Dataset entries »
━━━━━━━━━━━━━━━━

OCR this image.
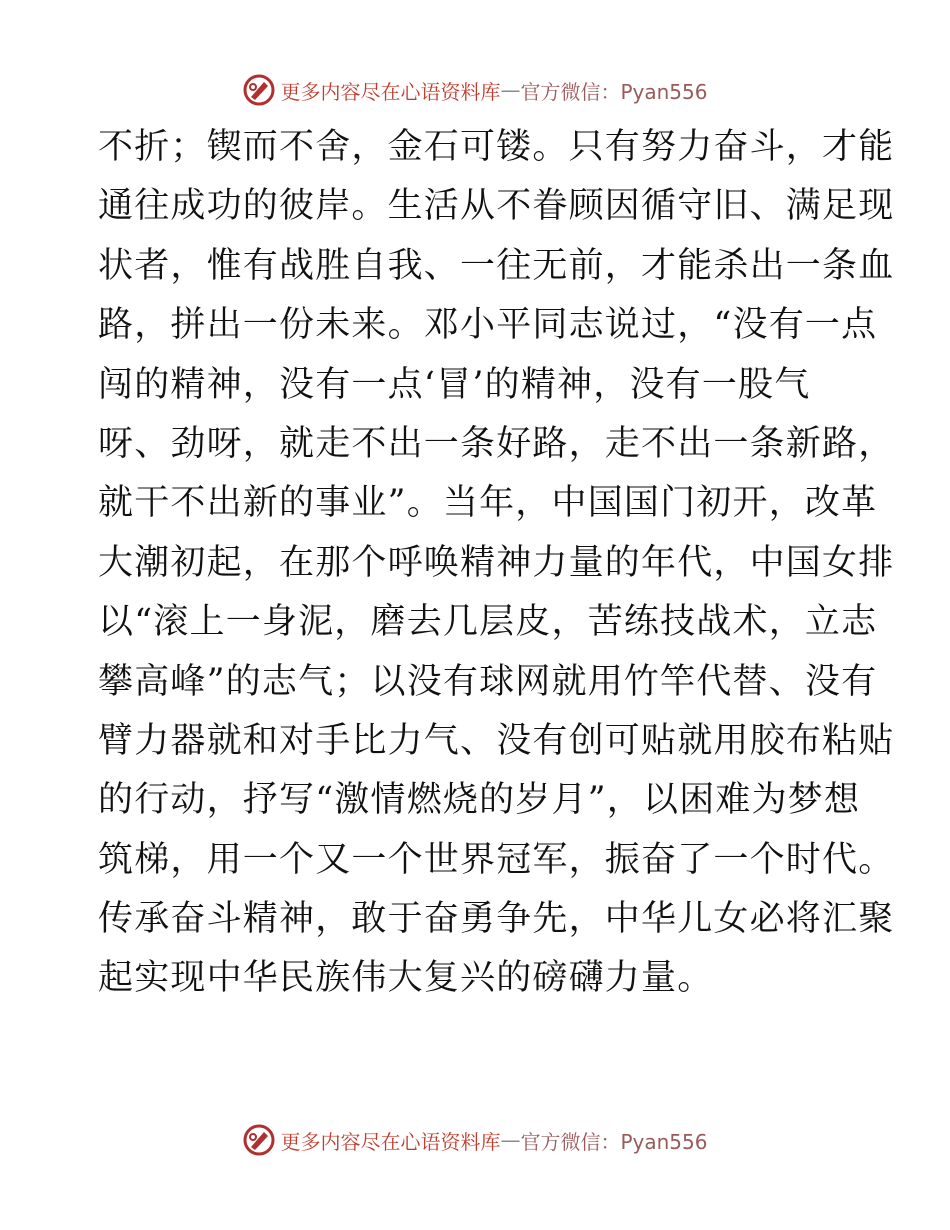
更多内容尽在心语资料库 — 官方微信：Pyan556
不折；锲而不舍，金石可镂。只有努力奋斗，才能
通往成功的彼岸。生活从不眷顾因循守旧、满足现
状者，惟有战胜自我、一往无前，才能杀出一条血
路，拼出一份未来。邓小平同志说过，“没有一点
闯的精神，没有一点‘冒’的精神，没有一股气
呀、劲呀，就走不出一条好路，走不出一条新路，
就干不出新的事业”。当年，中国国门初开，改革
大潮初起，在那个呼唤精神力量的年代，中国女排
以“滚上一身泥，磨去几层皮，苦练技战术，立志
攀高峰”的志气；以没有球网就用竹竿代替、没有
臂力器就和对手比力气、没有创可贴就用胶布粘贴
的行动，抒写“激情燃烧的岁月”，以困难为梦想
筑梯，用一个又一个世界冠军，振奋了一个时代。
传承奋斗精神，敢于奋勇争先，中华儿女必将汇聚
起实现中华民族伟大复兴的磅礴力量。
更多内容尽在心语资料库 — 官方微信：Pyan556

━━━━━━━━━━━━━━━━

Required task » Make a word-for-word copy of the entries, without any pictures.

Correct answer »
OCR this image.
更多内容尽在心语资料库 — 官方微信：Pyan556
不折；锲而不舍，金石可镂。只有努力奋斗，才能
通往成功的彼岸。生活从不眷顾因循守旧、满足现
状者，惟有战胜自我、一往无前，才能杀出一条血
路，拼出一份未来。邓小平同志说过，“没有一点
闯的精神，没有一点‘冒’的精神，没有一股气
呀、劲呀，就走不出一条好路，走不出一条新路，
就干不出新的事业”。当年，中国国门初开，改革
大潮初起，在那个呼唤精神力量的年代，中国女排
以“滚上一身泥，磨去几层皮，苦练技战术，立志
攀高峰”的志气；以没有球网就用竹竿代替、没有
臂力器就和对手比力气、没有创可贴就用胶布粘贴
的行动，抒写“激情燃烧的岁月”，以困难为梦想
筑梯，用一个又一个世界冠军，振奋了一个时代。
传承奋斗精神，敢于奋勇争先，中华儿女必将汇聚
起实现中华民族伟大复兴的磅礴力量。
更多内容尽在心语资料库 — 官方微信：Pyan556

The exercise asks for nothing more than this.